Note how many lines include the word "подготовки", and give that number by itself.

Extracted entries →

====================

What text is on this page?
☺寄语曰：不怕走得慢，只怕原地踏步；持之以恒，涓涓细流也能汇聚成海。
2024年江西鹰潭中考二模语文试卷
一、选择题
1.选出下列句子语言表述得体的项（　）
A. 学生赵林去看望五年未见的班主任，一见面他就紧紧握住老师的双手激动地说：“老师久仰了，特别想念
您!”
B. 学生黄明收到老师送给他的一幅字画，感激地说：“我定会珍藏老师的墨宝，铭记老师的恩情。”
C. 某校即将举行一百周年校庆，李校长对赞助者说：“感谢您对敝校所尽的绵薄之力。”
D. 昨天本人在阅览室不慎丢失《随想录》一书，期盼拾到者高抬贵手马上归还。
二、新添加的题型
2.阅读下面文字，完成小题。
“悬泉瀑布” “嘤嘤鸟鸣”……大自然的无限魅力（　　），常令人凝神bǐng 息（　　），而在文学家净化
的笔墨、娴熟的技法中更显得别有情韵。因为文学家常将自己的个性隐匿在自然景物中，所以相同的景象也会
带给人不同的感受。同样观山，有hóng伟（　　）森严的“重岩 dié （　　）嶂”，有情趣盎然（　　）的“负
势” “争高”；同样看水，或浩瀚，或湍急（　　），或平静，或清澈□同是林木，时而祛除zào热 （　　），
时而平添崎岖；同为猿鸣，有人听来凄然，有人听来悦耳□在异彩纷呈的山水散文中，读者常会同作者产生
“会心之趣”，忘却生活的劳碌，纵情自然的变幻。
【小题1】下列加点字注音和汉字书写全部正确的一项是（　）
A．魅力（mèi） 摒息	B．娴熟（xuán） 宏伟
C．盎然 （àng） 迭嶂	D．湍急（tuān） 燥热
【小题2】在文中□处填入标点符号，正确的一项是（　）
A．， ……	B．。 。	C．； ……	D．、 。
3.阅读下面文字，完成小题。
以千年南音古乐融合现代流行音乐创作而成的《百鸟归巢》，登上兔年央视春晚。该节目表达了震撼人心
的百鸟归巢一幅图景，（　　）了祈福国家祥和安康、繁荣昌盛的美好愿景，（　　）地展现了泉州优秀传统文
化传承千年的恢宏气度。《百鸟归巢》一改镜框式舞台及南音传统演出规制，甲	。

====================

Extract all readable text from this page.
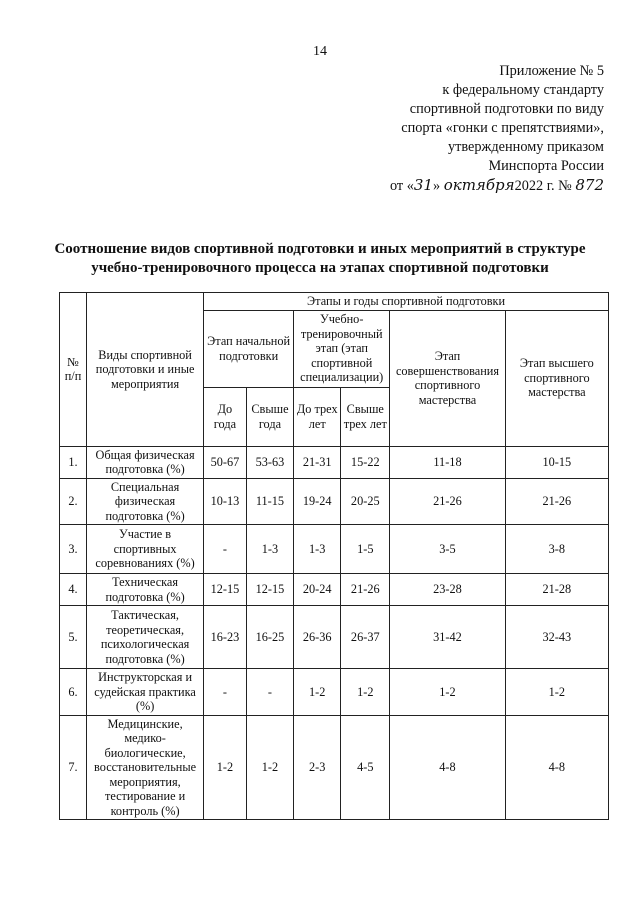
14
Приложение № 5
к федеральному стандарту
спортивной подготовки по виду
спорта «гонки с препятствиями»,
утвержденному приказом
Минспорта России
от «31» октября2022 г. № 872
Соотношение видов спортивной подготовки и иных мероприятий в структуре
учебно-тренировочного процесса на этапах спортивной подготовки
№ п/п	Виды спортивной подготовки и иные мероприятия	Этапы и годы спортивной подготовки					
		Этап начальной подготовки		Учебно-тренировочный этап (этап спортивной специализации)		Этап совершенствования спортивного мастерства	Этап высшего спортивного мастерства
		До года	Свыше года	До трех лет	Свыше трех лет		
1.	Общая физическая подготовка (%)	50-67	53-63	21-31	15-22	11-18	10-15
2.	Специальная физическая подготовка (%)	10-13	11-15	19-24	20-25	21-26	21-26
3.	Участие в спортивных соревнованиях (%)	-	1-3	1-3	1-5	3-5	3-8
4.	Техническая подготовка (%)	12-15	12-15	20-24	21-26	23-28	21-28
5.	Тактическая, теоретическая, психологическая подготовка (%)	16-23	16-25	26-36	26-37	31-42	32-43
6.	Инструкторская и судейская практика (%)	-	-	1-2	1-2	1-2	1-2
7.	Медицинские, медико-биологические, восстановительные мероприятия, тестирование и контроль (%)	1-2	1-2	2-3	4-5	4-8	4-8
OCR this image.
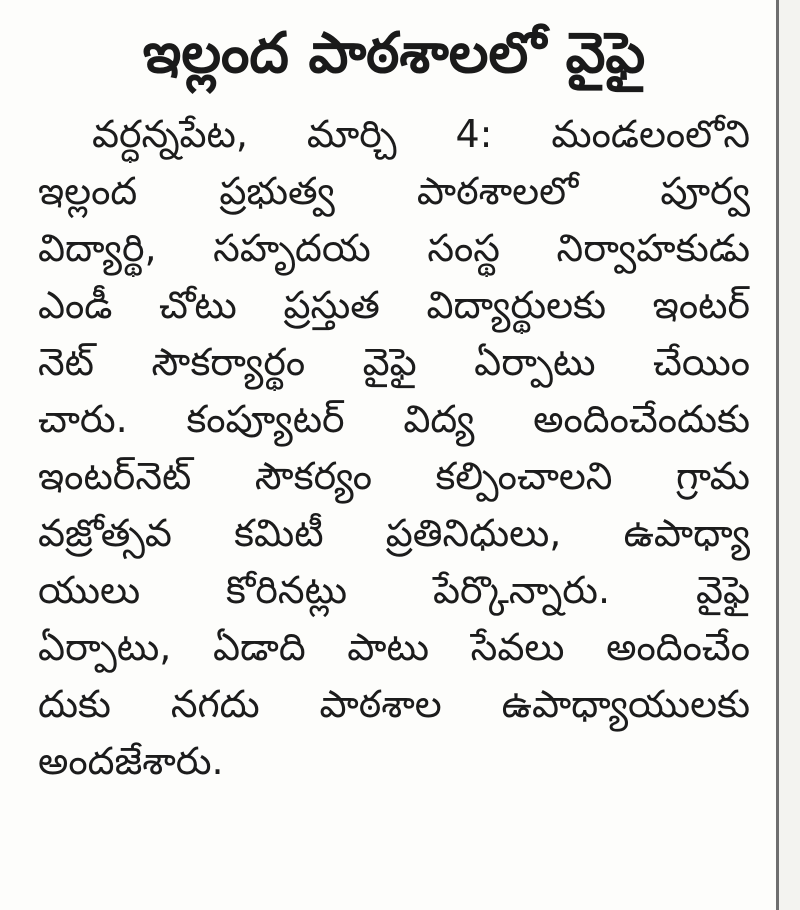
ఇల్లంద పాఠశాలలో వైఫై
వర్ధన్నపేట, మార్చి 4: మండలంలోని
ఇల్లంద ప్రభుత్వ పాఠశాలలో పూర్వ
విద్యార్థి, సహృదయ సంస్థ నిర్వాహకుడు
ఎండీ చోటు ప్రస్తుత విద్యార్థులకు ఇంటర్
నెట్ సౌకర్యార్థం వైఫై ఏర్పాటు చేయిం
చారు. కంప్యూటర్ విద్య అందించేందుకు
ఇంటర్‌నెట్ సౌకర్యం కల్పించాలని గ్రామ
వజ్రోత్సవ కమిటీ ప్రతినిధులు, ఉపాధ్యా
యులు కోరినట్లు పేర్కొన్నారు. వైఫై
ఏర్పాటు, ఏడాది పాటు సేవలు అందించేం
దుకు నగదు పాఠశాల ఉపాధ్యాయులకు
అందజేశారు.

====================

Exercise solution → 5